Items listed in a dataset =
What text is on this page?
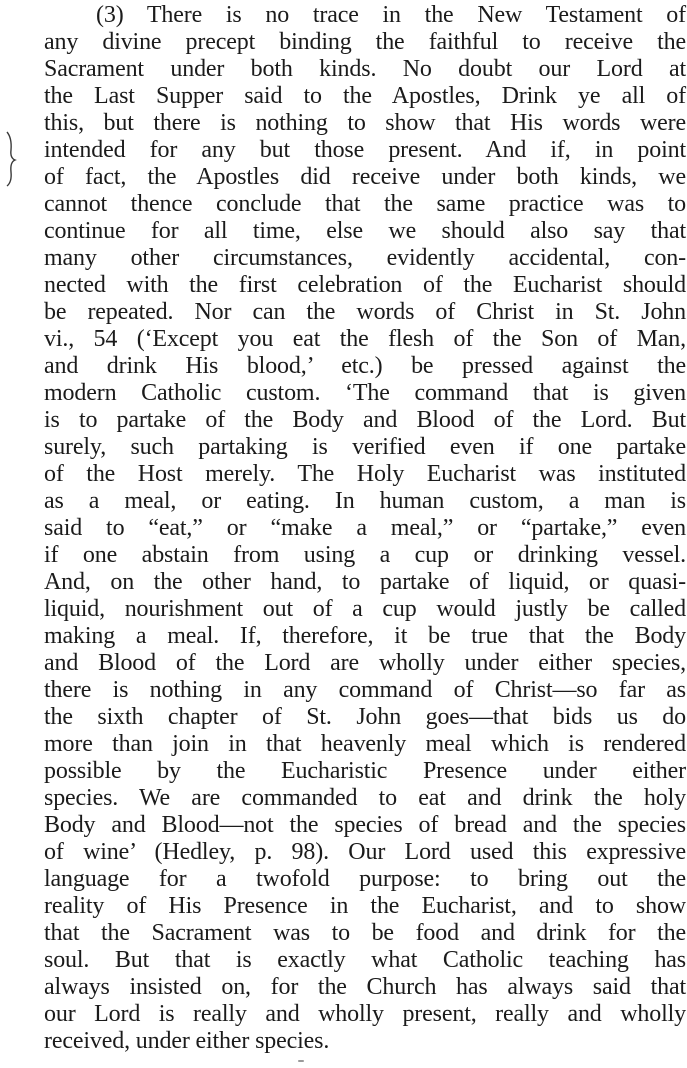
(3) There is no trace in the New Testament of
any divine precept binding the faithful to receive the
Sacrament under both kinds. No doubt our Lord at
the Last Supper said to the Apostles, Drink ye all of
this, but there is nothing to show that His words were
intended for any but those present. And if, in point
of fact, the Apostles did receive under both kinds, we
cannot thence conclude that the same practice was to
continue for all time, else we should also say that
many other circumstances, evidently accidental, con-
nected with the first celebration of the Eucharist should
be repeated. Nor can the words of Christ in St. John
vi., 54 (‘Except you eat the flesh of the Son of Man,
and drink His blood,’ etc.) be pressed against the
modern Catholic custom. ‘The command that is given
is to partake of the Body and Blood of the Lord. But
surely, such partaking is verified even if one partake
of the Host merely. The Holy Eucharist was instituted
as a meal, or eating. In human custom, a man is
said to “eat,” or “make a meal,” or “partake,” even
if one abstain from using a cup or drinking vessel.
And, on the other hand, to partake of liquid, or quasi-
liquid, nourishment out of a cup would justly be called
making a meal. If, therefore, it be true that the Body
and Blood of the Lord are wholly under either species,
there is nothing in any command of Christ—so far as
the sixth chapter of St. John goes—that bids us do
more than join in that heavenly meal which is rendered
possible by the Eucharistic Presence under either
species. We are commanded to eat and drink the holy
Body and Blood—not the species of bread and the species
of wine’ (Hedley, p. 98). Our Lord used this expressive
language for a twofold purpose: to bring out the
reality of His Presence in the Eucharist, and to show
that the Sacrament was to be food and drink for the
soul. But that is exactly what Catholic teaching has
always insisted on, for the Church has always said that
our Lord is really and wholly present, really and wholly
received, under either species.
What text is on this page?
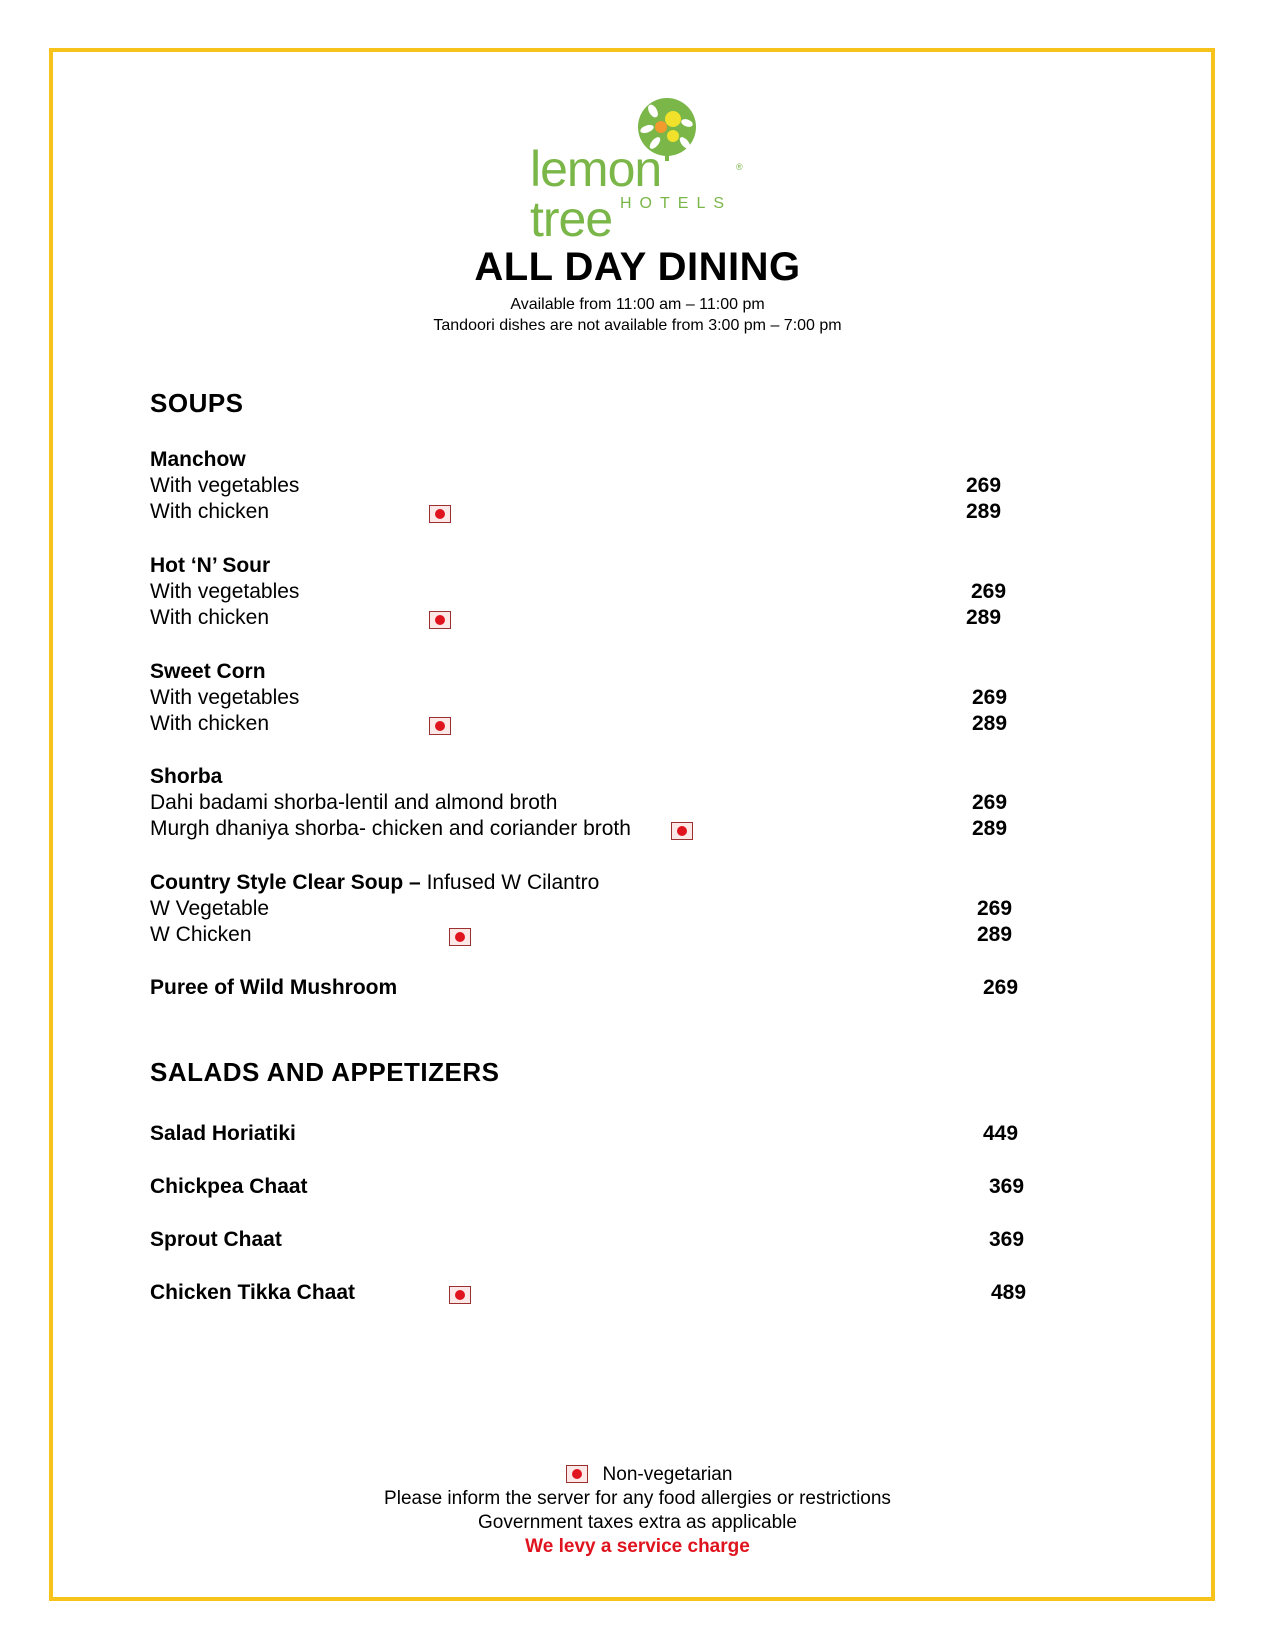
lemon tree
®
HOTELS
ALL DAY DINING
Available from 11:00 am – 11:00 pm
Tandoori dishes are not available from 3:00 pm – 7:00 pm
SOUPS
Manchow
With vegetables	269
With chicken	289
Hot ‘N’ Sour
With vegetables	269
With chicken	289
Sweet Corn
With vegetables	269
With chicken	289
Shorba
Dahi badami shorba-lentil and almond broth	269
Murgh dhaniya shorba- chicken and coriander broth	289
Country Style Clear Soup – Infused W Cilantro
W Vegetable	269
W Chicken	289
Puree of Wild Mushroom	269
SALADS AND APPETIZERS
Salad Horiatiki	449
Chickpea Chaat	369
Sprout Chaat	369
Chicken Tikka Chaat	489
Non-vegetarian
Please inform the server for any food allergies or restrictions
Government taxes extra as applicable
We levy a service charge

Set problem =
Print every entry above again without changing a word, and omit the pictures.

Response =
What text is on this page?
(3) There is no trace in the New Testament of
any divine precept binding the faithful to receive the
Sacrament under both kinds. No doubt our Lord at
the Last Supper said to the Apostles, Drink ye all of
this, but there is nothing to show that His words were
intended for any but those present. And if, in point
of fact, the Apostles did receive under both kinds, we
cannot thence conclude that the same practice was to
continue for all time, else we should also say that
many other circumstances, evidently accidental, con-
nected with the first celebration of the Eucharist should
be repeated. Nor can the words of Christ in St. John
vi., 54 (‘Except you eat the flesh of the Son of Man,
and drink His blood,’ etc.) be pressed against the
modern Catholic custom. ‘The command that is given
is to partake of the Body and Blood of the Lord. But
surely, such partaking is verified even if one partake
of the Host merely. The Holy Eucharist was instituted
as a meal, or eating. In human custom, a man is
said to “eat,” or “make a meal,” or “partake,” even
if one abstain from using a cup or drinking vessel.
And, on the other hand, to partake of liquid, or quasi-
liquid, nourishment out of a cup would justly be called
making a meal. If, therefore, it be true that the Body
and Blood of the Lord are wholly under either species,
there is nothing in any command of Christ—so far as
the sixth chapter of St. John goes—that bids us do
more than join in that heavenly meal which is rendered
possible by the Eucharistic Presence under either
species. We are commanded to eat and drink the holy
Body and Blood—not the species of bread and the species
of wine’ (Hedley, p. 98). Our Lord used this expressive
language for a twofold purpose: to bring out the
reality of His Presence in the Eucharist, and to show
that the Sacrament was to be food and drink for the
soul. But that is exactly what Catholic teaching has
always insisted on, for the Church has always said that
our Lord is really and wholly present, really and wholly
received, under either species.
What text is on this page?
lemon tree
®
HOTELS
ALL DAY DINING
Available from 11:00 am – 11:00 pm
Tandoori dishes are not available from 3:00 pm – 7:00 pm
SOUPS
Manchow
With vegetables	269
With chicken	289
Hot ‘N’ Sour
With vegetables	269
With chicken	289
Sweet Corn
With vegetables	269
With chicken	289
Shorba
Dahi badami shorba-lentil and almond broth	269
Murgh dhaniya shorba- chicken and coriander broth	289
Country Style Clear Soup – Infused W Cilantro
W Vegetable	269
W Chicken	289
Puree of Wild Mushroom	269
SALADS AND APPETIZERS
Salad Horiatiki	449
Chickpea Chaat	369
Sprout Chaat	369
Chicken Tikka Chaat	489
Non-vegetarian
Please inform the server for any food allergies or restrictions
Government taxes extra as applicable
We levy a service charge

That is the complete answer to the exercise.